-- Begin PROVIDED RECORDS --

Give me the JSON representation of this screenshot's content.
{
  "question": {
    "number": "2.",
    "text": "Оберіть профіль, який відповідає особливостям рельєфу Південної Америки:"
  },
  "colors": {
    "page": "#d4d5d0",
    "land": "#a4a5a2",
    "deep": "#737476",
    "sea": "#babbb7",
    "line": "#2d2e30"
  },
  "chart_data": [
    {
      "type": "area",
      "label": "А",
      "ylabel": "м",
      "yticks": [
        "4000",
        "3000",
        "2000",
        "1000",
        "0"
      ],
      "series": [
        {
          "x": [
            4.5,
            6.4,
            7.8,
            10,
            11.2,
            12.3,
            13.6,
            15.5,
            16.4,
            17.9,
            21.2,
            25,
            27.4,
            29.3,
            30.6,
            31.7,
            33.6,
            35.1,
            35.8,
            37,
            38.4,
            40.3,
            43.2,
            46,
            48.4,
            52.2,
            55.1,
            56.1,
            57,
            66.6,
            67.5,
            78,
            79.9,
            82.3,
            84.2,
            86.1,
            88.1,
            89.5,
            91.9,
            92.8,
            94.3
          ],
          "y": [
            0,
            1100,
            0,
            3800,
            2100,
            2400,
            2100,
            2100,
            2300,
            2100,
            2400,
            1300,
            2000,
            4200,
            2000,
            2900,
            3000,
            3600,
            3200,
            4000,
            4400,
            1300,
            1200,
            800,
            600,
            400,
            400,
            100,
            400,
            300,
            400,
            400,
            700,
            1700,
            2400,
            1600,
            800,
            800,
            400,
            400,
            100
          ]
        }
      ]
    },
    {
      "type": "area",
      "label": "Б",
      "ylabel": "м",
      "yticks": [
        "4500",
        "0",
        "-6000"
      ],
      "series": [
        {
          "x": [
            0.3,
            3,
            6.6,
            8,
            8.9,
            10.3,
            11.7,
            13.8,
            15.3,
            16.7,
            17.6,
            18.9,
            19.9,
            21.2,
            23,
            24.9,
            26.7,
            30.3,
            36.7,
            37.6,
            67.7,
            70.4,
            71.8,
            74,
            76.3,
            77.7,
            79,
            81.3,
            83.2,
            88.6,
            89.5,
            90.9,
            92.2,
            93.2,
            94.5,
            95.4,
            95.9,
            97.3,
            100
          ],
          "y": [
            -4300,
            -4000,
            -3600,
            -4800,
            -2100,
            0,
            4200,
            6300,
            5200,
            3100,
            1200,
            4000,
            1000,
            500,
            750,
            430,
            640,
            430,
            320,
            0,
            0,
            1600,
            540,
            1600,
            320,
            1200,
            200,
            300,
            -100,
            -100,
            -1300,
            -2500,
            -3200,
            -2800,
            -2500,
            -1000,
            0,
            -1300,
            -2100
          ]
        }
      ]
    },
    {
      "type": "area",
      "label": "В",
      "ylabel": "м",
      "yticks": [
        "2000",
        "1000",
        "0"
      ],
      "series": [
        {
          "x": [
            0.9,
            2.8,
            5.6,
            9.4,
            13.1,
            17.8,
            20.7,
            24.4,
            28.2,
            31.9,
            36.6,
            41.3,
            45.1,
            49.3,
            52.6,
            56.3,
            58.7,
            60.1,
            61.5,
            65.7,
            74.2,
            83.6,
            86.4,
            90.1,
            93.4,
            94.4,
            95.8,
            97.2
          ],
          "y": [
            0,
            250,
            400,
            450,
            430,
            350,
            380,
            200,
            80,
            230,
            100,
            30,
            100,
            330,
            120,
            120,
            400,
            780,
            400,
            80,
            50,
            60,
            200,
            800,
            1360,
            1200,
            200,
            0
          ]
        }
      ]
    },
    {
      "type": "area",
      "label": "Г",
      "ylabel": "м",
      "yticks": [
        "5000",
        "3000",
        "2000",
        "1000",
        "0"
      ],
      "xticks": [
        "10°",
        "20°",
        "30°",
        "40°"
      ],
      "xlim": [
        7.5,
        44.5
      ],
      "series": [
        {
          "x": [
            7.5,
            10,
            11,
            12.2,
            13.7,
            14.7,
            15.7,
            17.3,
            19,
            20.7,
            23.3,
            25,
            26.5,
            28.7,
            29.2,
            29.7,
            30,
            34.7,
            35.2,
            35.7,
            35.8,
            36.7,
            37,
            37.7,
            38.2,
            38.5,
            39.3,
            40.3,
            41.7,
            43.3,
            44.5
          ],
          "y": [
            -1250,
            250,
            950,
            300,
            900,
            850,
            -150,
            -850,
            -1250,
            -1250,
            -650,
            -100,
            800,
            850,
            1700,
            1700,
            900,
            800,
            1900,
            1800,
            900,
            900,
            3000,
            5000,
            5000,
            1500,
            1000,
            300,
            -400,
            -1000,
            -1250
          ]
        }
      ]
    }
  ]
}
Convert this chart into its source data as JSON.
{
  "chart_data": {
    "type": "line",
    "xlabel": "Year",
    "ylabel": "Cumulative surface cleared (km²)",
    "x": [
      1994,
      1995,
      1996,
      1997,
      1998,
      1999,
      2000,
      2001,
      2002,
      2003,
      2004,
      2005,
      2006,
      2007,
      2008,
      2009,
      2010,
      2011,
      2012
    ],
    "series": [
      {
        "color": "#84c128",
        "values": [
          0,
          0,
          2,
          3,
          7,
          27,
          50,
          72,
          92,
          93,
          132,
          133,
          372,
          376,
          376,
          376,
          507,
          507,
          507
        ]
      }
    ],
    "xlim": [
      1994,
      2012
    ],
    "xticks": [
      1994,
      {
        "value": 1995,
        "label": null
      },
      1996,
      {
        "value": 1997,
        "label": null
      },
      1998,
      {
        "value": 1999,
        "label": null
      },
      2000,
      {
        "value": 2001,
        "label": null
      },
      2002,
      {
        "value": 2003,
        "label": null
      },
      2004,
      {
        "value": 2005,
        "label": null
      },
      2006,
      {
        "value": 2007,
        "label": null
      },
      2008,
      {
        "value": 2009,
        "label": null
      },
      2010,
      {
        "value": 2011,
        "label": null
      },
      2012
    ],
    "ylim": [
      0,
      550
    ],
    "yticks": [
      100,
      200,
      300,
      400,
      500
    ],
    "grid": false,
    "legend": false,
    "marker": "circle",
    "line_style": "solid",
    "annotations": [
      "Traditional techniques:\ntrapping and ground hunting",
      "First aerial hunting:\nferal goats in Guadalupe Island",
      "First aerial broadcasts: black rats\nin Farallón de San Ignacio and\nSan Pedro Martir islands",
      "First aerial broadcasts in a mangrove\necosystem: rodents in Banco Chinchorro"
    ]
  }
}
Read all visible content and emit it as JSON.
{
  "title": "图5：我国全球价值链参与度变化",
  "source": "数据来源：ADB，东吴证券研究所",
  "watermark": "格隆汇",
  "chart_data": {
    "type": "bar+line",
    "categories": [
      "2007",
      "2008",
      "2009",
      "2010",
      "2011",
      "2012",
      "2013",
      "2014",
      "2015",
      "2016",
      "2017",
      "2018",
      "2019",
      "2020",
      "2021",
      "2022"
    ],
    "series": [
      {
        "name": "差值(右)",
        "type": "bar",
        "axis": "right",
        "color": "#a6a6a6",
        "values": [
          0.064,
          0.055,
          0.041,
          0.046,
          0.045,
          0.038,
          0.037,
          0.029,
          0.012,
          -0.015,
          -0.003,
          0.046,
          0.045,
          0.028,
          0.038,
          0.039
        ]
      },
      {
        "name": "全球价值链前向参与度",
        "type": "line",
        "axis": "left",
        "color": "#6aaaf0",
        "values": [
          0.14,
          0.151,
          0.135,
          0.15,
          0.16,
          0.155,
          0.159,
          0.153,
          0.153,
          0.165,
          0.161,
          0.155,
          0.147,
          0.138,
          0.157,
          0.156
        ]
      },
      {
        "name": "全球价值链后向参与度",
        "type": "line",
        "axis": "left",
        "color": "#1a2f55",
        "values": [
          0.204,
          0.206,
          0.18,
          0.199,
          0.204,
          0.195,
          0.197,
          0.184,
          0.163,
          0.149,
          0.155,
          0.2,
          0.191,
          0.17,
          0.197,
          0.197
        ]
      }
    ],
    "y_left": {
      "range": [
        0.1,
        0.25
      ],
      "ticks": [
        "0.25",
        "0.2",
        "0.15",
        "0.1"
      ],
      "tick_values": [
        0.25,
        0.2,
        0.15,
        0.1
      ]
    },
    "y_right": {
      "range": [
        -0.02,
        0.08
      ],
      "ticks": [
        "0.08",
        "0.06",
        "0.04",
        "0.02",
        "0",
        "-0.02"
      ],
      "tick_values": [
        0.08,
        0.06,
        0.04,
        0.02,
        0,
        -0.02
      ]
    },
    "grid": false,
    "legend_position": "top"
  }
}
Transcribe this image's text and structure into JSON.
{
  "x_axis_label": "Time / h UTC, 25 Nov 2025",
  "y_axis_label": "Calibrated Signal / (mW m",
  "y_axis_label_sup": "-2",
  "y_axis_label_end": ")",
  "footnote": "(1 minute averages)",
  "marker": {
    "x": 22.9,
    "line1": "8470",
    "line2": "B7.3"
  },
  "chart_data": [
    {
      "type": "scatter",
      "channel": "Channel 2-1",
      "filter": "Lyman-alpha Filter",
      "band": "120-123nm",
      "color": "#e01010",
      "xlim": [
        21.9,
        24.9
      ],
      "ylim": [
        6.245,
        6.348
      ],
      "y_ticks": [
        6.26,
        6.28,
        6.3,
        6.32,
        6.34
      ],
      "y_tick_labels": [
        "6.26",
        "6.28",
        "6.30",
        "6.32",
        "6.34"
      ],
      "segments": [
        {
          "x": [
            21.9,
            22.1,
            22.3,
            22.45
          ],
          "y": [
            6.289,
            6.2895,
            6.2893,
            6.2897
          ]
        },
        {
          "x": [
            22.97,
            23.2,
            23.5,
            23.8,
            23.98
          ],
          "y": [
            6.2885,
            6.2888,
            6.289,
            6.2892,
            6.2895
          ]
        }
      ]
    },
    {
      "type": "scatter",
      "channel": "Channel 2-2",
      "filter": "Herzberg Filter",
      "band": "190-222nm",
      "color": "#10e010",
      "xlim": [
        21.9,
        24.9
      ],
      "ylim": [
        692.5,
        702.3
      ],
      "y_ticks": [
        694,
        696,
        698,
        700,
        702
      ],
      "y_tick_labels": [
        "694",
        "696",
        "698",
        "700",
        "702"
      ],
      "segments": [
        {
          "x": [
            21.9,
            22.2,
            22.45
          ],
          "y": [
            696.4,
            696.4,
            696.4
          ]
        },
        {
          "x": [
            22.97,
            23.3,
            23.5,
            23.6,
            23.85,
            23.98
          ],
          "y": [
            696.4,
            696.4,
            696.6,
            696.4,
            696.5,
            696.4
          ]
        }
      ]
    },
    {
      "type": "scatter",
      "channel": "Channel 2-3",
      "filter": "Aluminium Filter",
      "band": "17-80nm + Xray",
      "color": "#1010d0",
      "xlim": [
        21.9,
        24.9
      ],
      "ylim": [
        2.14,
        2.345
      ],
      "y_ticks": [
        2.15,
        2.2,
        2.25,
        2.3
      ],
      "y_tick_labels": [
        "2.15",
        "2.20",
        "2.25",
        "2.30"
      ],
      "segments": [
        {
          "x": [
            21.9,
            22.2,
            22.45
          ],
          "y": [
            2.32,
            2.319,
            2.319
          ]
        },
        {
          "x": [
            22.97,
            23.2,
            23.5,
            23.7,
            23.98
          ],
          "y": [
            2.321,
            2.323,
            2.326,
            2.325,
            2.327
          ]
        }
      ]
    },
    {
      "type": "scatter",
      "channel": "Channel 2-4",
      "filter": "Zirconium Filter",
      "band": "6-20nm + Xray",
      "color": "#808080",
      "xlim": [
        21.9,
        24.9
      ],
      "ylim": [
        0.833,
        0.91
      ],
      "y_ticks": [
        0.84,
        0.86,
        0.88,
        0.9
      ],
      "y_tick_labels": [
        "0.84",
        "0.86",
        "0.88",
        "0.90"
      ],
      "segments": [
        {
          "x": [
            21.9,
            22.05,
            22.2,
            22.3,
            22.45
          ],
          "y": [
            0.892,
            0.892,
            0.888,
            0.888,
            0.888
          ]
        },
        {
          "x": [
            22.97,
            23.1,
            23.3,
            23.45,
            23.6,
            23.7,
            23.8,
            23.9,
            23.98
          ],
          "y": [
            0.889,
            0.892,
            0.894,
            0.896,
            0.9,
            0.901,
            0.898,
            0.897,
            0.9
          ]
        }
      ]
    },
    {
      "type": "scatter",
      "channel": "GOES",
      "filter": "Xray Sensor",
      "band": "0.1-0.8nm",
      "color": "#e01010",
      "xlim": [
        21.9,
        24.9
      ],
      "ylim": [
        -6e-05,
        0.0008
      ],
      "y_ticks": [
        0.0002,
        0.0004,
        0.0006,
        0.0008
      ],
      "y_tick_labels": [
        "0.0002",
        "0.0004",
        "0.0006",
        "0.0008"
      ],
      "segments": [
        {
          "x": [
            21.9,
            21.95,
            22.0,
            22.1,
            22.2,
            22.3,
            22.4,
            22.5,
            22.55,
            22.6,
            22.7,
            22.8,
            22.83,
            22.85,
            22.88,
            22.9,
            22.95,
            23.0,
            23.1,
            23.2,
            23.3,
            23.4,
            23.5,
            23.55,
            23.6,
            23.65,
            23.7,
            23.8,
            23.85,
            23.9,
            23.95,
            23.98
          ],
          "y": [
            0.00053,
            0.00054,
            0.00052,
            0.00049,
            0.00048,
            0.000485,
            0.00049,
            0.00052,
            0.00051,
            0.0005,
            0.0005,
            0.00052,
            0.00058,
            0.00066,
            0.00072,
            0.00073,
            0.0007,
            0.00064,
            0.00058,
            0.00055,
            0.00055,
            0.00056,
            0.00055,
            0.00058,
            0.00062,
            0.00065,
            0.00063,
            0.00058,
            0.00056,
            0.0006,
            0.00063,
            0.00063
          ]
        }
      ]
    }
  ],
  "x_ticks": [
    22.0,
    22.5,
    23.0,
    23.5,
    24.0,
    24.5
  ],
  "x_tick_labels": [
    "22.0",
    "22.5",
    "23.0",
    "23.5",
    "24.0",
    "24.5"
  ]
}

-- End PROVIDED RECORDS --

# STATED GOAL
Pull every line holding "JSON" out of the records.

# EXERCISE ANSWER
Give me the JSON representation of this screenshot's content.
Convert this chart into its source data as JSON.
Read all visible content and emit it as JSON.
Transcribe this image's text and structure into JSON.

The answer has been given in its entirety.